# [Aim of the exercise]
All lines holding the string "text" are to be shown.

# [Dataset extract]
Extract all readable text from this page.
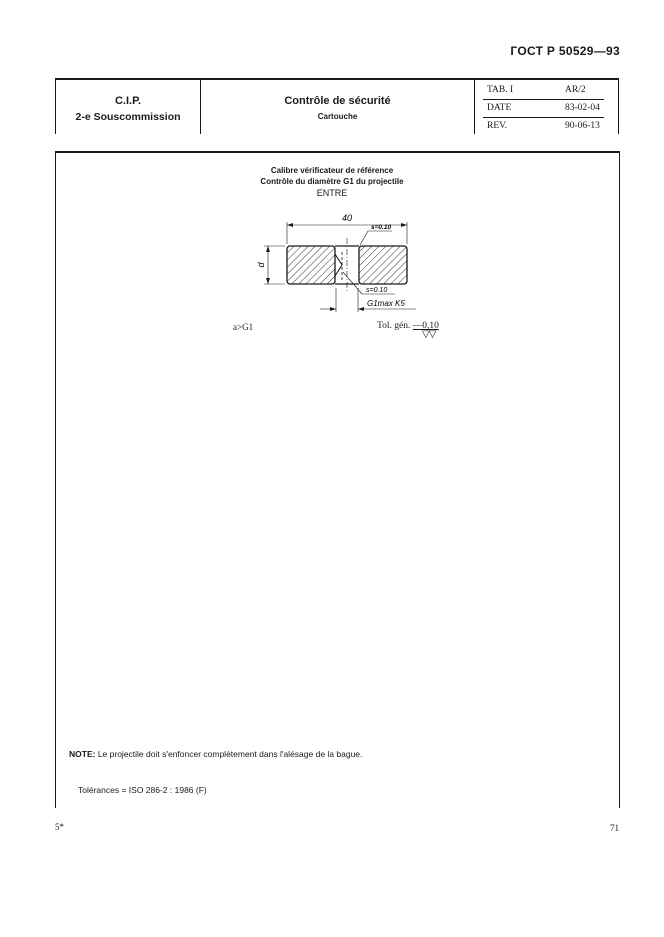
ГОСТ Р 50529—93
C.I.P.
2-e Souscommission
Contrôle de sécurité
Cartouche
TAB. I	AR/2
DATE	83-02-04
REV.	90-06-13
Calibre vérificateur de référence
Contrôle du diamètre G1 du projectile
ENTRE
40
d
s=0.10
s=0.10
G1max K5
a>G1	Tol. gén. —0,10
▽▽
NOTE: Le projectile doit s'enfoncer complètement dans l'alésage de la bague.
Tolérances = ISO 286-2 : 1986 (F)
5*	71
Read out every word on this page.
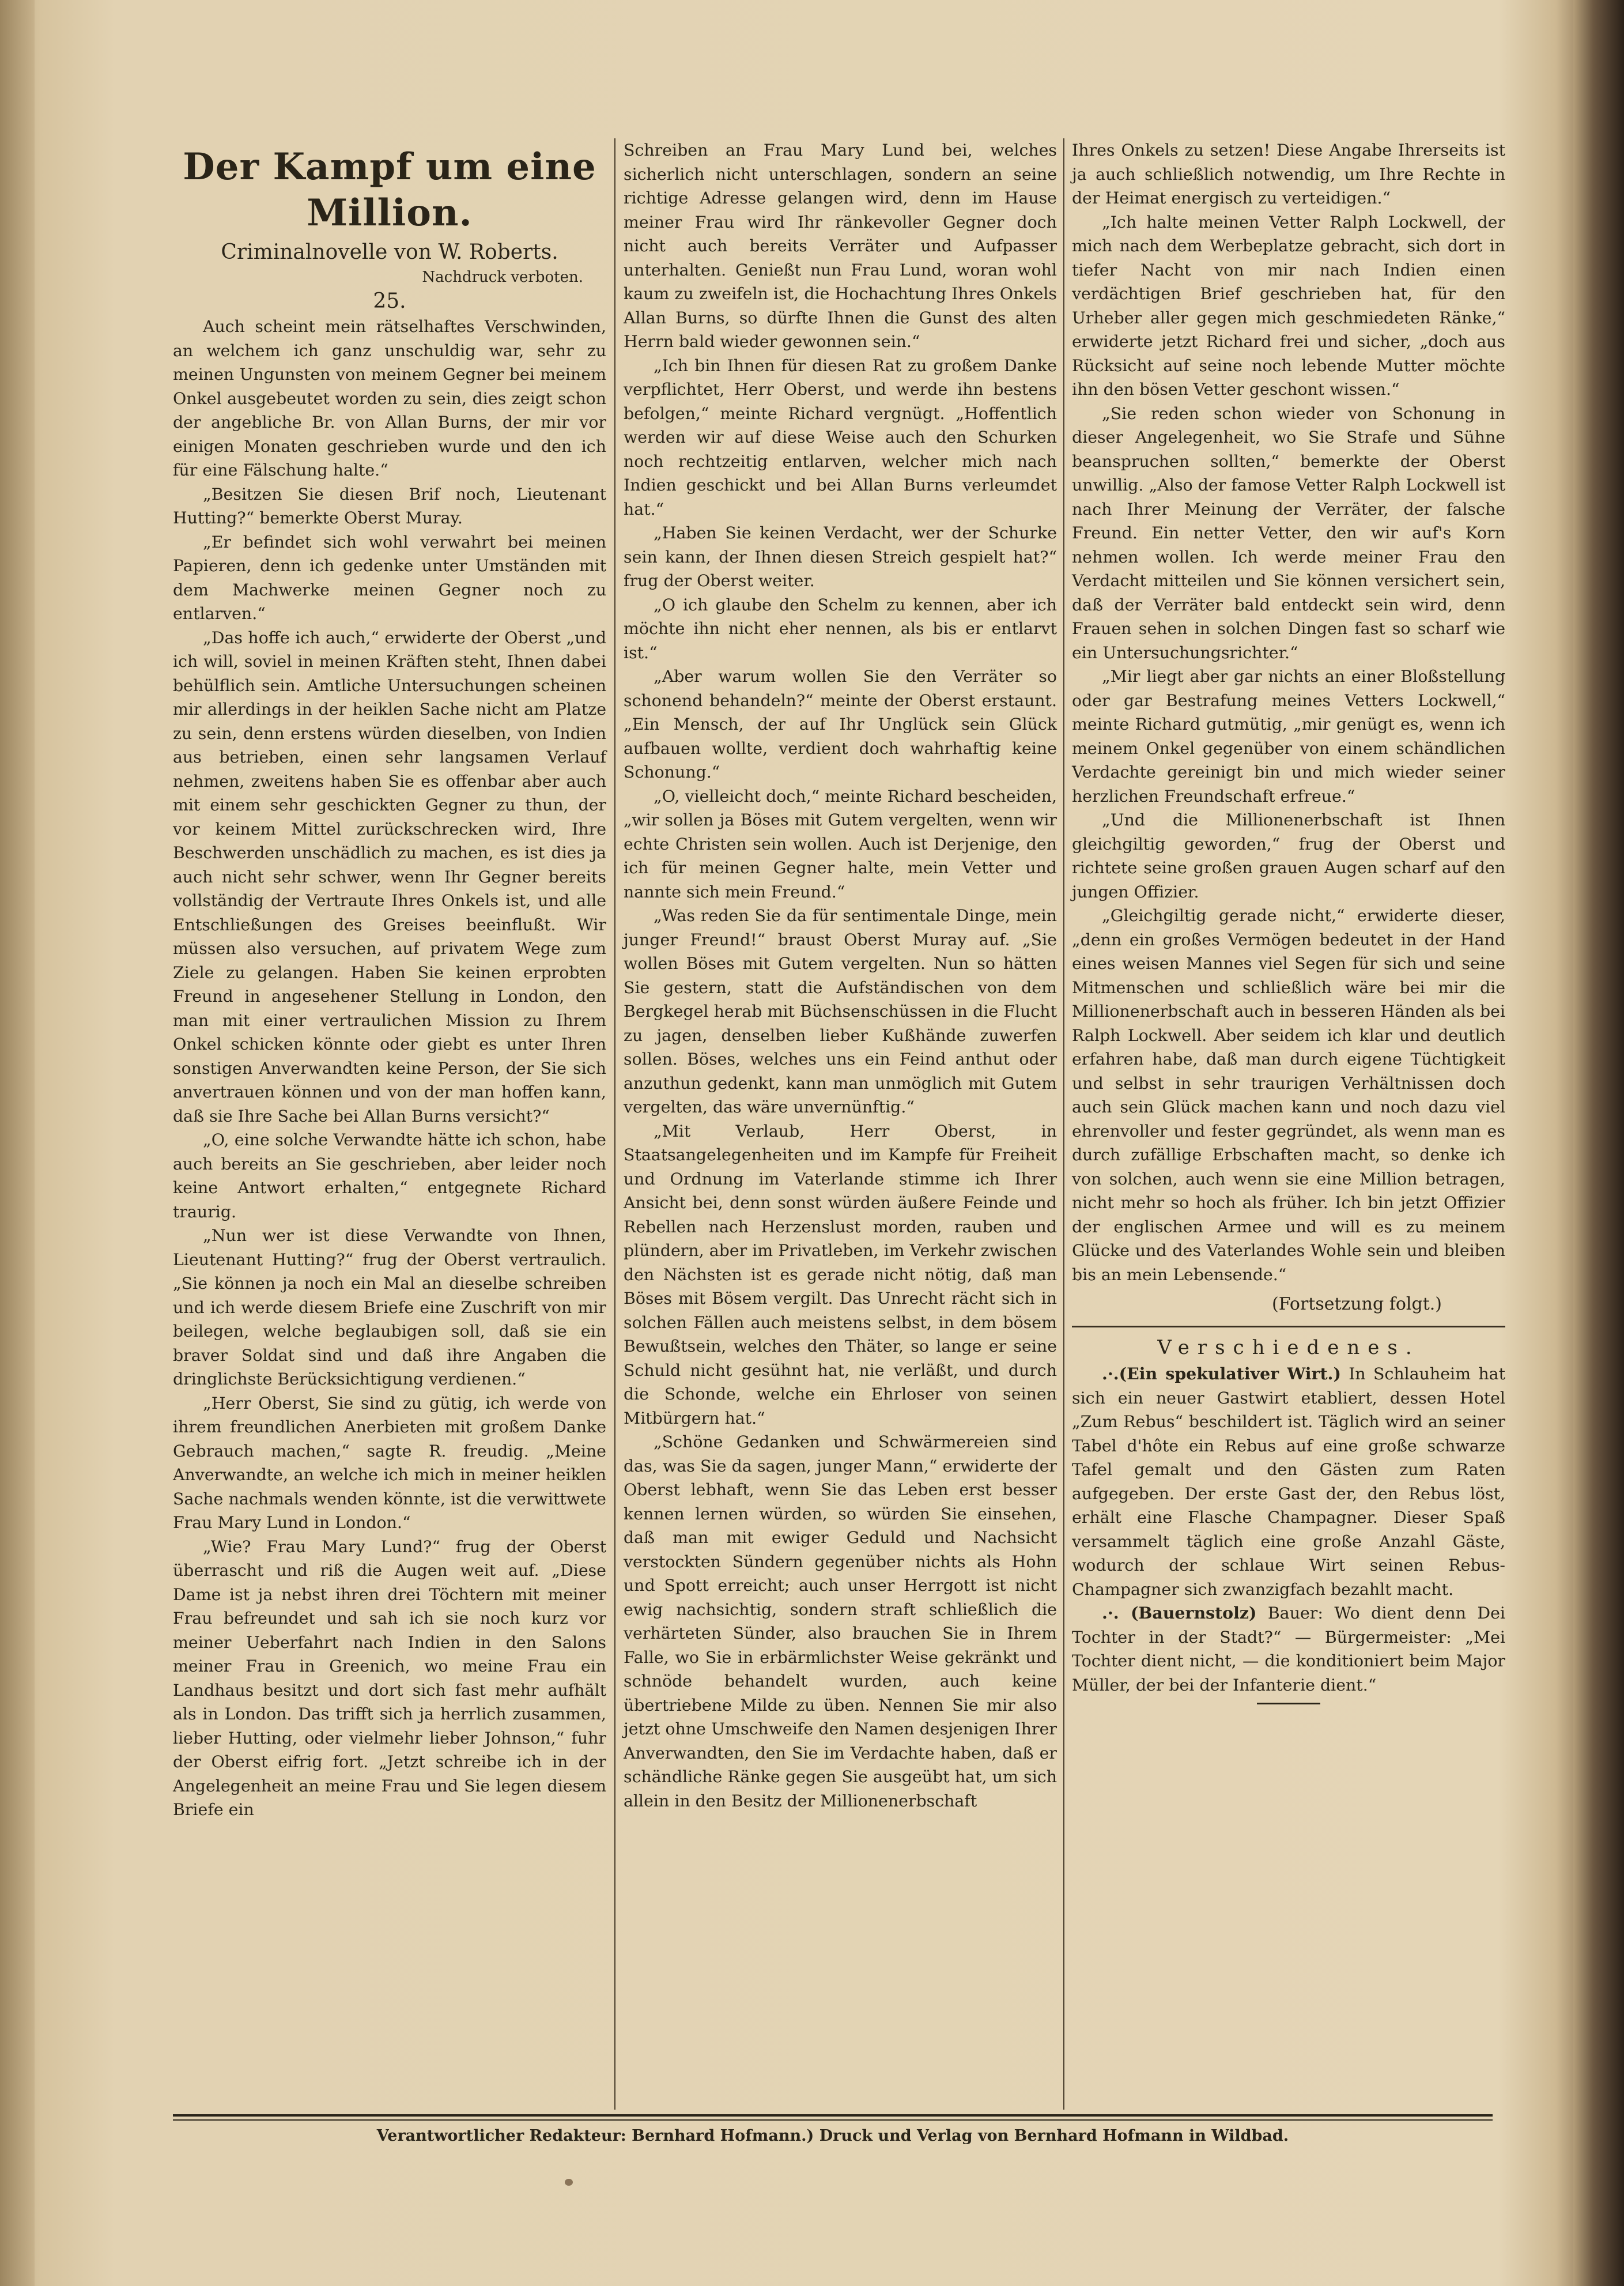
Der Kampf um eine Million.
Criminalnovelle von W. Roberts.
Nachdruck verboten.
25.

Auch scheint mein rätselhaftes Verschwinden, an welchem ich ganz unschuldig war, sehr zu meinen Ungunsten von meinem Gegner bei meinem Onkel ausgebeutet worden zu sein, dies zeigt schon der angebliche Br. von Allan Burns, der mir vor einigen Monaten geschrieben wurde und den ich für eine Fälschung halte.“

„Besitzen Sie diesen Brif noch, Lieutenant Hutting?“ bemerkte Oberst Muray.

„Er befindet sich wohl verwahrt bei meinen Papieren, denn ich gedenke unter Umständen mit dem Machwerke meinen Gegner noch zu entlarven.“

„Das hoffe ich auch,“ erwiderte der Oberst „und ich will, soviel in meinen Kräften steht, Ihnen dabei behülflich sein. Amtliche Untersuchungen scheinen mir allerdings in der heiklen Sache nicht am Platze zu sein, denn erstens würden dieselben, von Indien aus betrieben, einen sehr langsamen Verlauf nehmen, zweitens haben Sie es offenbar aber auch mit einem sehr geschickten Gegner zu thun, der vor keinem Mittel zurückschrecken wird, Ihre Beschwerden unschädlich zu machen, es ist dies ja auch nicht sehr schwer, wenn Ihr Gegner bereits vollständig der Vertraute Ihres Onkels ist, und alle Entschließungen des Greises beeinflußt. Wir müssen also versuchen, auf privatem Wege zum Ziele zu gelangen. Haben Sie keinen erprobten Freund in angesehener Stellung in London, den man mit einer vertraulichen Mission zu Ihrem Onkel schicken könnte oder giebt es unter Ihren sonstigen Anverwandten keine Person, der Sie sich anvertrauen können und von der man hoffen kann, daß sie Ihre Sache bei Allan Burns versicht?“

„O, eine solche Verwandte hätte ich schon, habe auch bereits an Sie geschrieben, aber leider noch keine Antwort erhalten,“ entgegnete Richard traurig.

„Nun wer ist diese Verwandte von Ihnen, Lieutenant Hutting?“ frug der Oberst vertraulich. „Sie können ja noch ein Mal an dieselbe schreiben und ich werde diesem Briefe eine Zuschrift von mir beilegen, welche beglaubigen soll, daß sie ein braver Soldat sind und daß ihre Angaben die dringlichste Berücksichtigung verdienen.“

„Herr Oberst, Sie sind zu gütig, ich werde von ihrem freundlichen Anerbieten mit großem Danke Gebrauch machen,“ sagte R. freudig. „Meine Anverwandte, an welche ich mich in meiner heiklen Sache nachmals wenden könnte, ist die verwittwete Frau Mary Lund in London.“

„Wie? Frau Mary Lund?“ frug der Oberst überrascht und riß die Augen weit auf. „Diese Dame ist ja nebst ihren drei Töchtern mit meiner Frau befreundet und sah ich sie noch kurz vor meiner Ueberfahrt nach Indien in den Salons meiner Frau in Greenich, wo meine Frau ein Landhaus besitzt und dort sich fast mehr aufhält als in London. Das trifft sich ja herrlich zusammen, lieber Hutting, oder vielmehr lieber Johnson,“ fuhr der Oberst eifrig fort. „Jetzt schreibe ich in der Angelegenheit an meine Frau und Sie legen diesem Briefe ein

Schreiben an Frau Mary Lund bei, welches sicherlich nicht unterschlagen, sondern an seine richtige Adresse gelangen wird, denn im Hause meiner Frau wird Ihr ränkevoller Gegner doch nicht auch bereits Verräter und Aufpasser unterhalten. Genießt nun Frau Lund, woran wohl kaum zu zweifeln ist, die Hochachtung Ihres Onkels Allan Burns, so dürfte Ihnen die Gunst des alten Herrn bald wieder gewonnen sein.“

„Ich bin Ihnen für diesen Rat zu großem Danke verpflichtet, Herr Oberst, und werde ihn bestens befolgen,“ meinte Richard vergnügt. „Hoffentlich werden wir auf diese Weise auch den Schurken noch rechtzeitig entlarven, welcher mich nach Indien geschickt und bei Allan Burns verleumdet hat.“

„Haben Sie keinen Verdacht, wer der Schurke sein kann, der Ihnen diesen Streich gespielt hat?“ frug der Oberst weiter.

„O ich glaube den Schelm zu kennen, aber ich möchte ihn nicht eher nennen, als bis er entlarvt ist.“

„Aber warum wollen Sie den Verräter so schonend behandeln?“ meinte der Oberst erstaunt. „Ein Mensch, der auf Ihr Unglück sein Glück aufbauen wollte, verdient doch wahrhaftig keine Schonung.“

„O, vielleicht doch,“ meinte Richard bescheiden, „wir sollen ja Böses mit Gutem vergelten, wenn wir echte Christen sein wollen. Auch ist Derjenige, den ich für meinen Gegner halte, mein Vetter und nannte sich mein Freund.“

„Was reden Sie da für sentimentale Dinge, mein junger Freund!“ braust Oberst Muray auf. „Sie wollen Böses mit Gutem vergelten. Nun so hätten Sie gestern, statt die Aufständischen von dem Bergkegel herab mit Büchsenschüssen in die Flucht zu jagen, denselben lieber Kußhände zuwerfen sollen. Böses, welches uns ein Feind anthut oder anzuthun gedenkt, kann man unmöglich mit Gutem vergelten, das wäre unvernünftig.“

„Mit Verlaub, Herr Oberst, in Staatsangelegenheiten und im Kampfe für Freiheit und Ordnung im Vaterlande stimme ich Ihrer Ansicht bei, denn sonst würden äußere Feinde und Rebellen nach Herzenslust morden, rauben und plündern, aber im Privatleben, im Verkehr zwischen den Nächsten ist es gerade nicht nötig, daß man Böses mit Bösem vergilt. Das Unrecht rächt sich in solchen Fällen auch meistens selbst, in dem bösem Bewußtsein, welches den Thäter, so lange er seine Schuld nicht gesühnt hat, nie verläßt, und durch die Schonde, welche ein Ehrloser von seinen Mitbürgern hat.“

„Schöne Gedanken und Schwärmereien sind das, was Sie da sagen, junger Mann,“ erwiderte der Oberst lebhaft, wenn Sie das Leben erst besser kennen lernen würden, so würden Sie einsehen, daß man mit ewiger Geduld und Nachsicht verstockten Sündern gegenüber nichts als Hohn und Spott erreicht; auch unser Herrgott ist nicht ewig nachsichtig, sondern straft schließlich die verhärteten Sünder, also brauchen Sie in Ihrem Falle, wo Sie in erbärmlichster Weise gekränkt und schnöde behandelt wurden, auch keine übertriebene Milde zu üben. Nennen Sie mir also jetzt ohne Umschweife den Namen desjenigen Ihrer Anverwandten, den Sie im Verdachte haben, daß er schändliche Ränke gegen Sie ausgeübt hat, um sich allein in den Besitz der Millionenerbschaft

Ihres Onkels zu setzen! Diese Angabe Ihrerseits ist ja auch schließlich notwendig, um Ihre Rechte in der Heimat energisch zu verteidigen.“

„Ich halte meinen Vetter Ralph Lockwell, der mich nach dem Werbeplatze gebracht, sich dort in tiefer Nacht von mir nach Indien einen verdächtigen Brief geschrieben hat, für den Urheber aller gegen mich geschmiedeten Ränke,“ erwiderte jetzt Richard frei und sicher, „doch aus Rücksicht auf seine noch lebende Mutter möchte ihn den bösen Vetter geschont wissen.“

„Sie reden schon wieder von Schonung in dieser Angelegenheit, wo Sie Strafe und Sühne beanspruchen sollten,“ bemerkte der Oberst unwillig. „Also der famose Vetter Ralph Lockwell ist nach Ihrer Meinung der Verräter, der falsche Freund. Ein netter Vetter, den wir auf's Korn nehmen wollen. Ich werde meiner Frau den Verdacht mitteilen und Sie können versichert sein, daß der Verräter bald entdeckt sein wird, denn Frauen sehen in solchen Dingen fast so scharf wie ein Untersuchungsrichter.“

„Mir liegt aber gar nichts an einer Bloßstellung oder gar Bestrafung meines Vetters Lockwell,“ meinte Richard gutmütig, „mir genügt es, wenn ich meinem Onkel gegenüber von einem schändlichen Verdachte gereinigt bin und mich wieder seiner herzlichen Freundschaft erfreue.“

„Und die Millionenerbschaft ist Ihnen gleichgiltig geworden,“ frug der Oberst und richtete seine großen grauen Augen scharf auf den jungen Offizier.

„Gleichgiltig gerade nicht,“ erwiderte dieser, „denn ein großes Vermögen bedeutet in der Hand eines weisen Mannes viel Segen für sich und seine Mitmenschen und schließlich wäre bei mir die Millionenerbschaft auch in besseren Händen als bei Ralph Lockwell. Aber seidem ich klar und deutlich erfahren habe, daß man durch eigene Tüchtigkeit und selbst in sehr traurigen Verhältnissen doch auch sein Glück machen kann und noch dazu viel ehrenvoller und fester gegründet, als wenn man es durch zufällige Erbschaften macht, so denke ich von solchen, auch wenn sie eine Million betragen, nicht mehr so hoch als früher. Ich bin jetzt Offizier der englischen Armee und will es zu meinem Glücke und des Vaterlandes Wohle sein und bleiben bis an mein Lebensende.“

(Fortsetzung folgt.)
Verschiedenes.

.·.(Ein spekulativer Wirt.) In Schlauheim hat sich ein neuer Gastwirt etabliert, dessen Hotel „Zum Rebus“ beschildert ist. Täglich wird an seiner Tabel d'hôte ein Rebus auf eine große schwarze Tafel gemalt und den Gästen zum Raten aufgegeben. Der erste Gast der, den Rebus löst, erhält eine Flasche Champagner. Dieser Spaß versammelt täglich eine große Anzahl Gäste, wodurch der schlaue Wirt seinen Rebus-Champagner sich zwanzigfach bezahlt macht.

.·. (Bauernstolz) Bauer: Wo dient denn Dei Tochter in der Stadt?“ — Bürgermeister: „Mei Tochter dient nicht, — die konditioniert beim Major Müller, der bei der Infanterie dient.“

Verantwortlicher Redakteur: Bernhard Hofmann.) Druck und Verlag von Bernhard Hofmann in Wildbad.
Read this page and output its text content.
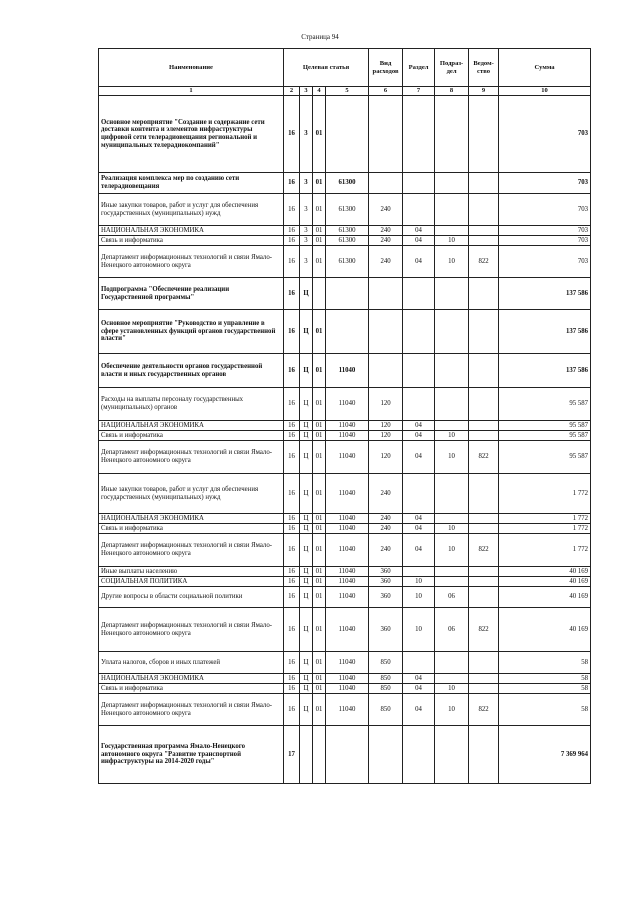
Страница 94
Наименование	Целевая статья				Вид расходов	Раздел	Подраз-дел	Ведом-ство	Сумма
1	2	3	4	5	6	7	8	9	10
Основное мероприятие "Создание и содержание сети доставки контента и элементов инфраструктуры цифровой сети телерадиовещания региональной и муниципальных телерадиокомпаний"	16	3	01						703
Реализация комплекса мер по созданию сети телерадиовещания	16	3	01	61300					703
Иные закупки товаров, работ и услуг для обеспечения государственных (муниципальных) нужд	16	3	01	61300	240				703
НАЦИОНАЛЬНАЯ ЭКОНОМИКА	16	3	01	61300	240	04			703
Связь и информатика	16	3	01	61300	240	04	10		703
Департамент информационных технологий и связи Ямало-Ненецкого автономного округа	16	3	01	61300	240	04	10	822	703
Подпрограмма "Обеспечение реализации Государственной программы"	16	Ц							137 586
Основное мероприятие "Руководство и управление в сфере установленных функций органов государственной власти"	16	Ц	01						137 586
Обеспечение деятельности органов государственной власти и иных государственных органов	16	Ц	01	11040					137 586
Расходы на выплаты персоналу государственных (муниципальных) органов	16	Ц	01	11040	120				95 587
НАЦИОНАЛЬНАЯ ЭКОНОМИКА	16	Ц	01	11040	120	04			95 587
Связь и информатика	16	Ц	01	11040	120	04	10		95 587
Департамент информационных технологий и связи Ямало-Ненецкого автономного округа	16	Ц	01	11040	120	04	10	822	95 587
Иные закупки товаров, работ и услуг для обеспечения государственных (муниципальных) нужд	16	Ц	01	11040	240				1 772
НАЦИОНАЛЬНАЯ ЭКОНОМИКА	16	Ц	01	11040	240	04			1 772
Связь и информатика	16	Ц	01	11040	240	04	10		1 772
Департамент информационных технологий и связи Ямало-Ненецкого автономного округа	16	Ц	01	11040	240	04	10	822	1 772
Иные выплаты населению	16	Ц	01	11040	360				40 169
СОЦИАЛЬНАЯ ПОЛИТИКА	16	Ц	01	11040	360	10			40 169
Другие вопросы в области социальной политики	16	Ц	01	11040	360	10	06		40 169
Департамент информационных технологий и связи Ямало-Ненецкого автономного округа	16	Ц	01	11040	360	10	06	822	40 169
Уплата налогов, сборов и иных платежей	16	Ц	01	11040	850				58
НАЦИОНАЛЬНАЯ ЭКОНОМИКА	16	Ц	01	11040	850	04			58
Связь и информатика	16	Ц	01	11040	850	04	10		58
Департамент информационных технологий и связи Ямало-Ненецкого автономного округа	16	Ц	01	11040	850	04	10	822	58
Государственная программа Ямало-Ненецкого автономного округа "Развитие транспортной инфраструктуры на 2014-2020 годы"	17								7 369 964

# [Complete output]
Extract all readable text from this page.
Read this page and output its text content.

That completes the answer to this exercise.